* _Given request_: Collect every line that includes the string "page".

* _Records for processing_:
....................

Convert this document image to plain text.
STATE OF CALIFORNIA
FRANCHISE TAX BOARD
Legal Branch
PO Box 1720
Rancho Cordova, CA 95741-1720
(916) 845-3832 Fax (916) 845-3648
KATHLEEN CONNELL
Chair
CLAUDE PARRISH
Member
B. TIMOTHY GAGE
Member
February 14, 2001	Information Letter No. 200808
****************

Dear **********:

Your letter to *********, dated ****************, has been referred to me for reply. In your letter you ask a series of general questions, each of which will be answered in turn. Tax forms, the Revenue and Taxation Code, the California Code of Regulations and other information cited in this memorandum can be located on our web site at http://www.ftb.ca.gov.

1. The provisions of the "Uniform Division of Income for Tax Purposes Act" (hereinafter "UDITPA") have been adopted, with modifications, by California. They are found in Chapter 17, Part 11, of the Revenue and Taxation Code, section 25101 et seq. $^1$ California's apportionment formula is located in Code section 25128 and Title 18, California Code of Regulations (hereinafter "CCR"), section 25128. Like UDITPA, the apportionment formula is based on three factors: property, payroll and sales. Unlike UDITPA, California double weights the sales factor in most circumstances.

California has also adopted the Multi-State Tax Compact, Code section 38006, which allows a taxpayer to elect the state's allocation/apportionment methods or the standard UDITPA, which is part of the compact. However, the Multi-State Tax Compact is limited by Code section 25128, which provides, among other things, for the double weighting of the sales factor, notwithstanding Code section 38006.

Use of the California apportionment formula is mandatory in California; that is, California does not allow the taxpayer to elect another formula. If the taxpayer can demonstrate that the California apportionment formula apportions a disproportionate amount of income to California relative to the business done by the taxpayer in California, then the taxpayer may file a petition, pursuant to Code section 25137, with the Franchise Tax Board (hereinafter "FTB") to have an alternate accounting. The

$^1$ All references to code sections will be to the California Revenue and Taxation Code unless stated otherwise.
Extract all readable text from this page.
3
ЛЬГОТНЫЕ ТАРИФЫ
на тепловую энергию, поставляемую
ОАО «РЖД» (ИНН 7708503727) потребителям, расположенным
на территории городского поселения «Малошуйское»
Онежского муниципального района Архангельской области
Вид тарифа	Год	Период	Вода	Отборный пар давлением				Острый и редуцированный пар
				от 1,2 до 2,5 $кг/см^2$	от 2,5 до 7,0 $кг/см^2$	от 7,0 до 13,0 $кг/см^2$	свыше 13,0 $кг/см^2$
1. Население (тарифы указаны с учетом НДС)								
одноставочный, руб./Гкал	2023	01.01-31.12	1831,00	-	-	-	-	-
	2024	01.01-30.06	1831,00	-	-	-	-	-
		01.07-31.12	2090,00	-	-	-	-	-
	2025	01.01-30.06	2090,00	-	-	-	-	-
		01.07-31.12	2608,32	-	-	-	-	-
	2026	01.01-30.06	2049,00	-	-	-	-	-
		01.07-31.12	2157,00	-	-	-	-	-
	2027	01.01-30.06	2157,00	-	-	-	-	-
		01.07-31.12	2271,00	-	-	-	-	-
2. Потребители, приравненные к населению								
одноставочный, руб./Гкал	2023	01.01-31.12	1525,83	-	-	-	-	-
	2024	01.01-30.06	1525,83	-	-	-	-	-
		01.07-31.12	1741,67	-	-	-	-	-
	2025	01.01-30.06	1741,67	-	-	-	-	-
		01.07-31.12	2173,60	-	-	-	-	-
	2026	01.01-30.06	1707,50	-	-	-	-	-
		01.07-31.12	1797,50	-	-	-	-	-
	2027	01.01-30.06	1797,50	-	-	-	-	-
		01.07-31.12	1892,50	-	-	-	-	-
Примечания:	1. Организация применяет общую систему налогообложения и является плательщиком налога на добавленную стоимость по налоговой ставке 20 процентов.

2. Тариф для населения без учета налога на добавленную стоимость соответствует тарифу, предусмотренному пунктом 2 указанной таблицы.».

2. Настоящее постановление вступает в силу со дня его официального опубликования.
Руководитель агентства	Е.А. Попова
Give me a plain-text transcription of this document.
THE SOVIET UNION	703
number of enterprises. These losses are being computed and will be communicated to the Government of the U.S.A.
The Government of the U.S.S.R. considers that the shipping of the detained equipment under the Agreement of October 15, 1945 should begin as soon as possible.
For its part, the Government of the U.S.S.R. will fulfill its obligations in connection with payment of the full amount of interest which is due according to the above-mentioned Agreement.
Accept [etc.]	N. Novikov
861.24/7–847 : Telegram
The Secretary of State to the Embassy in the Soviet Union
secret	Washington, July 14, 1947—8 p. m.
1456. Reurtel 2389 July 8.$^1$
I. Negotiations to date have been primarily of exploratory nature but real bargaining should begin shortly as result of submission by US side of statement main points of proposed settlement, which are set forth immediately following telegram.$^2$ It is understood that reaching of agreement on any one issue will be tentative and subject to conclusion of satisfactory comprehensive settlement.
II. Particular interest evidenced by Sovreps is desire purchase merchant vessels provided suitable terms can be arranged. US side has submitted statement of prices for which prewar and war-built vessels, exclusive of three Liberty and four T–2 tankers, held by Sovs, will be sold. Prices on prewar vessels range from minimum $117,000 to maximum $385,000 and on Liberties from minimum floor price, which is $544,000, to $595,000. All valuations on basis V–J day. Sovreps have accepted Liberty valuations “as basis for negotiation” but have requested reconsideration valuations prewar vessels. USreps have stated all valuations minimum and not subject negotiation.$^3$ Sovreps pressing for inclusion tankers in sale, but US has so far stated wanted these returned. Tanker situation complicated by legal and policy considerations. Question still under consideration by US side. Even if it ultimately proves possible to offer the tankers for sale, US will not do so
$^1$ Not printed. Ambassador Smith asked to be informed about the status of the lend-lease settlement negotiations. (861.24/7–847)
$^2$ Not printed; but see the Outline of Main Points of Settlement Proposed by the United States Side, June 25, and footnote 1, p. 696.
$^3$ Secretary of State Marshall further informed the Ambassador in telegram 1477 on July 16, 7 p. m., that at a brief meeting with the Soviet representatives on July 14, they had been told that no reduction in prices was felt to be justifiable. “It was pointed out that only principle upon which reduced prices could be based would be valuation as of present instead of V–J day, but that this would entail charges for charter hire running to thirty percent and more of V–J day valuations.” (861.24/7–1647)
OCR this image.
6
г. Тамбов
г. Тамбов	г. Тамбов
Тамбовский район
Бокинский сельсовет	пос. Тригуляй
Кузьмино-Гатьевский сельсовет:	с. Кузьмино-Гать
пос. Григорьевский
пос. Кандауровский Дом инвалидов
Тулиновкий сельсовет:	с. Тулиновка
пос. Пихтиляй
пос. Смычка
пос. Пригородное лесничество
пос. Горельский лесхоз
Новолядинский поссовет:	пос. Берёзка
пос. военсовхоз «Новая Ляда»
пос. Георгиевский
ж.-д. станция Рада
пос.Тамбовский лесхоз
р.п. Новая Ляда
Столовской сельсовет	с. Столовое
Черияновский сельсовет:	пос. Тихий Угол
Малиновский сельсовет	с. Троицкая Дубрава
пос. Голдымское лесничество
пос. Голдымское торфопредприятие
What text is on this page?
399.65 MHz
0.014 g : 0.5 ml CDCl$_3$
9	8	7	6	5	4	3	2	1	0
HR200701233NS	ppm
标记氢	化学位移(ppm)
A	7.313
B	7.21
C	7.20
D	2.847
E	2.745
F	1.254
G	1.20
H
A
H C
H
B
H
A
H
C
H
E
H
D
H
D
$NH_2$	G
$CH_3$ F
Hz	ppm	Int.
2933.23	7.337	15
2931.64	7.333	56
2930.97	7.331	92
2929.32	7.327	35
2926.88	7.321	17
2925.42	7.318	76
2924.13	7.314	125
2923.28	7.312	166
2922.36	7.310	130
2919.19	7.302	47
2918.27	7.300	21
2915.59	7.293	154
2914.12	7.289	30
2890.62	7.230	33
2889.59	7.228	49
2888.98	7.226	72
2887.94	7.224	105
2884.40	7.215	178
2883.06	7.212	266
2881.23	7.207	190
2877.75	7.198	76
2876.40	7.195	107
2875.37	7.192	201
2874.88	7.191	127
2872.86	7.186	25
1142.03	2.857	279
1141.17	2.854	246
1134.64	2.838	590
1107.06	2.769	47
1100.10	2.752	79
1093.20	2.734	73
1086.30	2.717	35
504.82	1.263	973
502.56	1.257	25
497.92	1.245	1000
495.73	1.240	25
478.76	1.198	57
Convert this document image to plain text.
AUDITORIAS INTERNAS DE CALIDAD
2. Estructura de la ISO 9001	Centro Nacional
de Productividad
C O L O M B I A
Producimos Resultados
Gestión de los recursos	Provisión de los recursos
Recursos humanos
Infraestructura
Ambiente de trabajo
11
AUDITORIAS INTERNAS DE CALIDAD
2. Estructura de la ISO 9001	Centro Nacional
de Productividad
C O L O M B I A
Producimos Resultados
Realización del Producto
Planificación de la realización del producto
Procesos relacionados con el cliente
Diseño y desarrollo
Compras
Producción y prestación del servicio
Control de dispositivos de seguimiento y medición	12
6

....................

* _Response to this task_:
Extract all readable text from this page.
What text is on this page?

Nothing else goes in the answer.